Data excerpts
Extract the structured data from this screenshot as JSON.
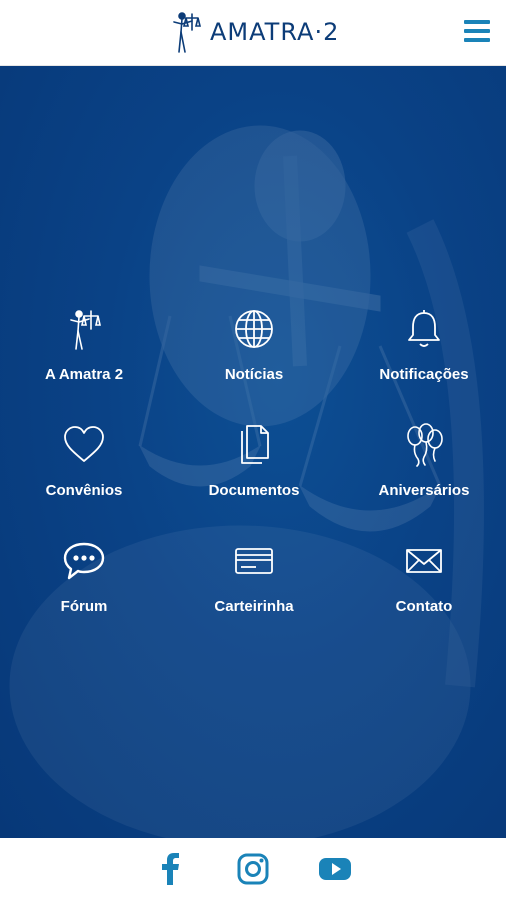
{
  "header": {
    "brand": "AMATRA·2",
    "logo_icon": "justice-figure-icon",
    "menu_icon": "hamburger-menu-icon"
  },
  "colors": {
    "brand_blue": "#0c3c78",
    "accent": "#1a83b8",
    "hero_bg": "#0a4286",
    "text_on_hero": "#ffffff"
  },
  "menu": {
    "items": [
      {
        "label": "A Amatra 2",
        "icon": "justice-figure-icon"
      },
      {
        "label": "Notícias",
        "icon": "globe-icon"
      },
      {
        "label": "Notificações",
        "icon": "bell-icon"
      },
      {
        "label": "Convênios",
        "icon": "heart-icon"
      },
      {
        "label": "Documentos",
        "icon": "documents-icon"
      },
      {
        "label": "Aniversários",
        "icon": "balloons-icon"
      },
      {
        "label": "Fórum",
        "icon": "chat-bubble-icon"
      },
      {
        "label": "Carteirinha",
        "icon": "card-icon"
      },
      {
        "label": "Contato",
        "icon": "envelope-icon"
      }
    ]
  },
  "footer": {
    "social": [
      {
        "name": "facebook",
        "icon": "facebook-icon"
      },
      {
        "name": "instagram",
        "icon": "instagram-icon"
      },
      {
        "name": "youtube",
        "icon": "youtube-icon"
      }
    ]
  }
}
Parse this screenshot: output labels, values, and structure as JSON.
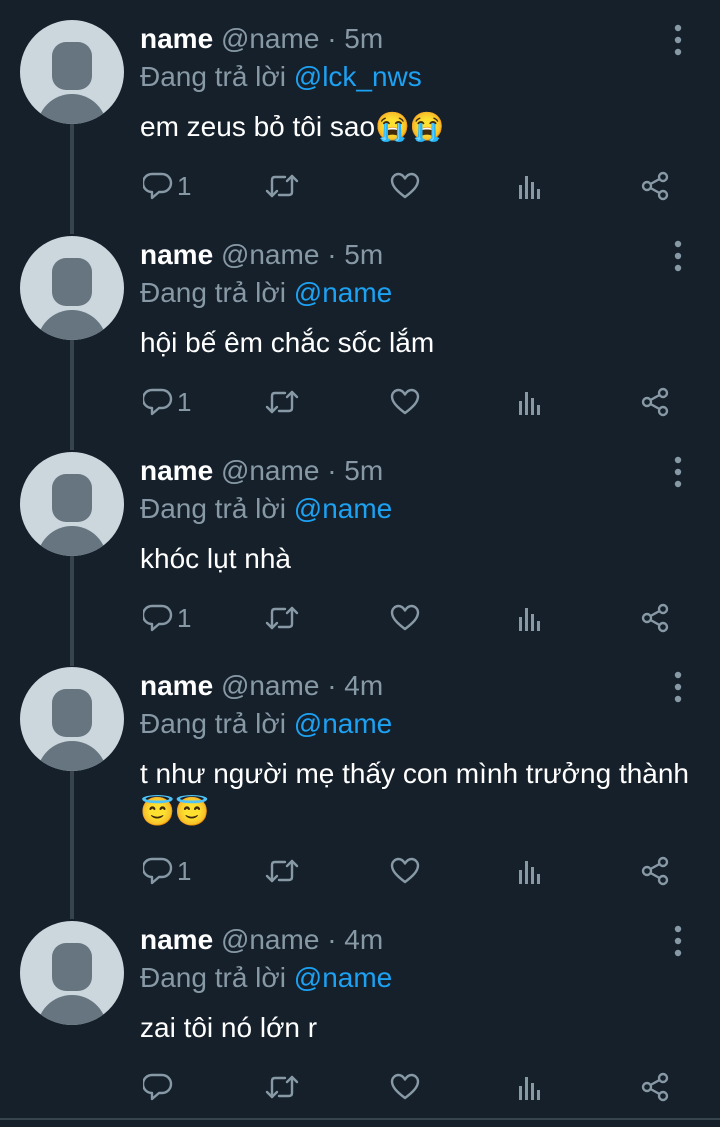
{
  "reply_prefix": "Đang trả lời",
  "colors": {
    "background": "#15202b",
    "text": "#ffffff",
    "secondary": "#8899a6",
    "mention": "#1da1f2",
    "avatar_bg": "#ccd6dd",
    "avatar_fg": "#66757f"
  },
  "icons": {
    "more": "more-vertical-icon",
    "reply": "reply-bubble-icon",
    "retweet": "retweet-icon",
    "like": "heart-icon",
    "analytics": "analytics-bars-icon",
    "share": "share-icon"
  },
  "tweets": [
    {
      "name": "name",
      "handle": "@name",
      "separator": "·",
      "time": "5m",
      "replying_to": "@lck_nws",
      "text": "em zeus bỏ tôi sao😭😭",
      "reply_count": "1"
    },
    {
      "name": "name",
      "handle": "@name",
      "separator": "·",
      "time": "5m",
      "replying_to": "@name",
      "text": "hội bế êm chắc sốc lắm",
      "reply_count": "1"
    },
    {
      "name": "name",
      "handle": "@name",
      "separator": "·",
      "time": "5m",
      "replying_to": "@name",
      "text": "khóc lụt nhà",
      "reply_count": "1"
    },
    {
      "name": "name",
      "handle": "@name",
      "separator": "·",
      "time": "4m",
      "replying_to": "@name",
      "text": "t như người mẹ thấy con mình trưởng thành😇😇",
      "reply_count": "1"
    },
    {
      "name": "name",
      "handle": "@name",
      "separator": "·",
      "time": "4m",
      "replying_to": "@name",
      "text": "zai tôi nó lớn r",
      "reply_count": ""
    }
  ]
}
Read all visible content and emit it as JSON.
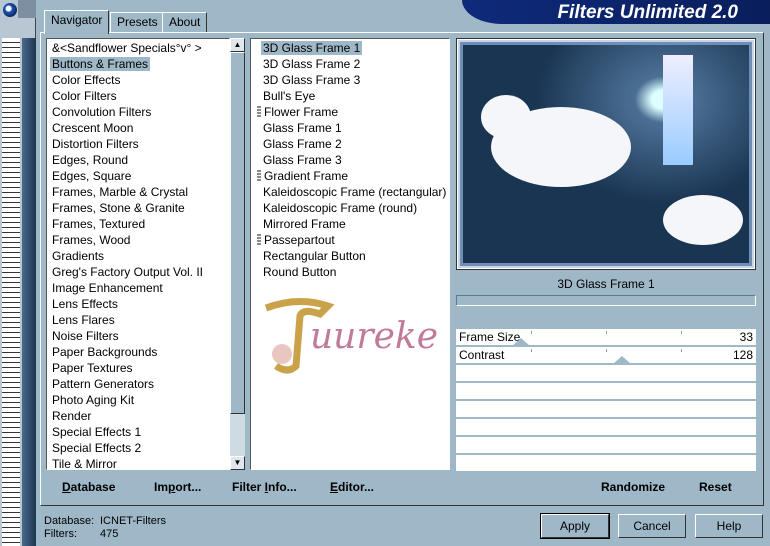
{
  "window": {
    "title": "Filters Unlimited 2.0"
  },
  "tabs": [
    {
      "label": "Navigator",
      "active": true
    },
    {
      "label": "Presets"
    },
    {
      "label": "About"
    }
  ],
  "categories": {
    "selected": 1,
    "items": [
      "&<Sandflower Specials°v° >",
      "Buttons & Frames",
      "Color Effects",
      "Color Filters",
      "Convolution Filters",
      "Crescent Moon",
      "Distortion Filters",
      "Edges, Round",
      "Edges, Square",
      "Frames, Marble & Crystal",
      "Frames, Stone & Granite",
      "Frames, Textured",
      "Frames, Wood",
      "Gradients",
      "Greg's Factory Output Vol. II",
      "Image Enhancement",
      "Lens Effects",
      "Lens Flares",
      "Noise Filters",
      "Paper Backgrounds",
      "Paper Textures",
      "Pattern Generators",
      "Photo Aging Kit",
      "Render",
      "Special Effects 1",
      "Special Effects 2",
      "Tile & Mirror"
    ]
  },
  "filters": {
    "selected": 0,
    "items": [
      {
        "label": "3D Glass Frame 1"
      },
      {
        "label": "3D Glass Frame 2"
      },
      {
        "label": "3D Glass Frame 3"
      },
      {
        "label": "Bull's Eye"
      },
      {
        "label": "Flower Frame",
        "grip": true
      },
      {
        "label": "Glass Frame 1"
      },
      {
        "label": "Glass Frame 2"
      },
      {
        "label": "Glass Frame 3"
      },
      {
        "label": "Gradient Frame",
        "grip": true
      },
      {
        "label": "Kaleidoscopic Frame (rectangular)"
      },
      {
        "label": "Kaleidoscopic Frame (round)"
      },
      {
        "label": "Mirrored Frame"
      },
      {
        "label": "Passepartout",
        "grip": true
      },
      {
        "label": "Rectangular Button"
      },
      {
        "label": "Round Button"
      }
    ]
  },
  "watermark": "Tuureke",
  "preview": {
    "caption": "3D Glass Frame 1"
  },
  "params": [
    {
      "label": "Frame Size",
      "value": "33",
      "range_max": 255
    },
    {
      "label": "Contrast",
      "value": "128",
      "range_max": 255
    }
  ],
  "actions": {
    "database": "Database",
    "import": "Import...",
    "filter_info": "Filter Info...",
    "editor": "Editor...",
    "randomize": "Randomize",
    "reset": "Reset"
  },
  "status": {
    "database_label": "Database:",
    "database_value": "ICNET-Filters",
    "filters_label": "Filters:",
    "filters_value": "475"
  },
  "buttons": {
    "apply": "Apply",
    "cancel": "Cancel",
    "help": "Help"
  }
}
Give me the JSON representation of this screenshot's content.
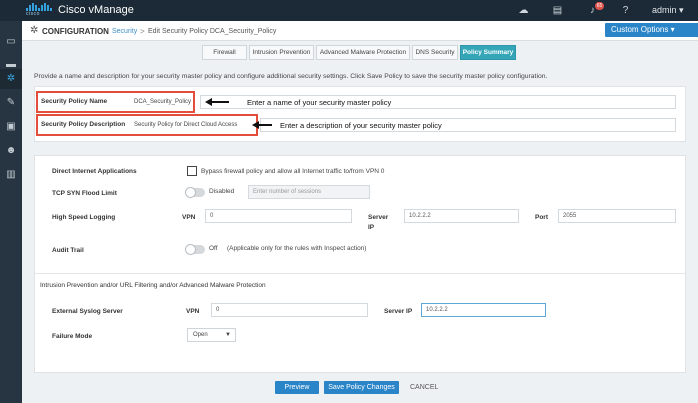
{
  "app": {
    "brand_word": "cisco",
    "title": "Cisco vManage",
    "notification_count": "65",
    "user_label": "admin ▾"
  },
  "header": {
    "section_title": "CONFIGURATION",
    "breadcrumb_link": "Security",
    "breadcrumb_sep": ">",
    "breadcrumb_current": "Edit Security Policy DCA_Security_Policy",
    "custom_options_label": "Custom Options ▾"
  },
  "tabs": [
    {
      "label": "Firewall"
    },
    {
      "label": "Intrusion Prevention"
    },
    {
      "label": "Advanced Malware Protection"
    },
    {
      "label": "DNS Security"
    },
    {
      "label": "Policy Summary"
    }
  ],
  "intro_text": "Provide a name and description for your security master policy and configure additional security settings. Click Save Policy to save the security master policy configuration.",
  "policy": {
    "name_label": "Security Policy Name",
    "name_value": "DCA_Security_Policy",
    "desc_label": "Security Policy Description",
    "desc_value": "Security Policy for Direct Cloud Access",
    "name_note": "Enter a name of your security master policy",
    "desc_note": "Enter a description of your security master policy"
  },
  "settings": {
    "dia_label": "Direct Internet Applications",
    "dia_checkbox_text": "Bypass firewall policy and allow all Internet traffic to/from VPN 0",
    "tcp_label": "TCP SYN Flood Limit",
    "tcp_toggle_text": "Disabled",
    "tcp_placeholder": "Enter number of sessions",
    "hsl_label": "High Speed Logging",
    "vpn_label": "VPN",
    "hsl_vpn_value": "0",
    "server_label_1": "Server",
    "server_label_2": "IP",
    "hsl_server_ip": "10.2.2.2",
    "port_label": "Port",
    "hsl_port_value": "2055",
    "audit_label": "Audit Trail",
    "audit_toggle_text": "Off",
    "audit_note": "(Applicable only for the rules with Inspect action)"
  },
  "ips": {
    "section_title": "Intrusion Prevention and/or URL Filtering and/or Advanced Malware Protection",
    "syslog_label": "External Syslog Server",
    "vpn_label": "VPN",
    "syslog_vpn_value": "0",
    "server_ip_label": "Server IP",
    "syslog_server_ip": "10.2.2.2",
    "failure_label": "Failure Mode",
    "failure_value": "Open"
  },
  "footer": {
    "preview_label": "Preview",
    "save_label": "Save Policy Changes",
    "cancel_label": "CANCEL"
  },
  "colors": {
    "topbar": "#1b2a36",
    "sidebar": "#263541",
    "accent_blue": "#2a84c8",
    "active_tab": "#35a6b8",
    "highlight_red": "#e24d3c"
  }
}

• _Problem requirements_
Look for "master" and pull out every line that has it.

• _Final result_
  "intro_text": "Provide a name and description for your security master policy and configure additional security settings. Click Save Policy to save the security master policy configuration.",
    "name_note": "Enter a name of your security master policy",
    "desc_note": "Enter a description of your security master policy"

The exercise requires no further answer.